Saved entries
* begin *
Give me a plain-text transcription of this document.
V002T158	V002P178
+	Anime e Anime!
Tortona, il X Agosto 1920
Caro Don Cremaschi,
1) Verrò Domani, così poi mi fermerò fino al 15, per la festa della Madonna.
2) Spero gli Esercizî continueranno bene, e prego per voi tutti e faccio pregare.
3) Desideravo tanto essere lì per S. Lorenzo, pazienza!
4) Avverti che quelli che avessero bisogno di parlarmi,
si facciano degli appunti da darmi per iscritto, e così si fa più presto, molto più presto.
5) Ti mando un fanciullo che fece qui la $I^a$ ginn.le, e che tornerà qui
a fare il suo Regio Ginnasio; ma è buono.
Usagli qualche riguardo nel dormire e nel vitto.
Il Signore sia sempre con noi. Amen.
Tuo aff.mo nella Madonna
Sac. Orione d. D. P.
* end *
*REQUIRED TASK:*
Using the listing above, retype each line exactly.

*SOLUTION TO THE PROBLEM:*
Give me a plain-text transcription of this document.
V002T158	V002P178
+	Anime e Anime!
Tortona, il X Agosto 1920
Caro Don Cremaschi,
1) Verrò Domani, così poi mi fermerò fino al 15, per la festa della Madonna.
2) Spero gli Esercizî continueranno bene, e prego per voi tutti e faccio pregare.
3) Desideravo tanto essere lì per S. Lorenzo, pazienza!
4) Avverti che quelli che avessero bisogno di parlarmi,
si facciano degli appunti da darmi per iscritto, e così si fa più presto, molto più presto.
5) Ti mando un fanciullo che fece qui la $I^a$ ginn.le, e che tornerà qui
a fare il suo Regio Ginnasio; ma è buono.
Usagli qualche riguardo nel dormire e nel vitto.
Il Signore sia sempre con noi. Amen.
Tuo aff.mo nella Madonna
Sac. Orione d. D. P.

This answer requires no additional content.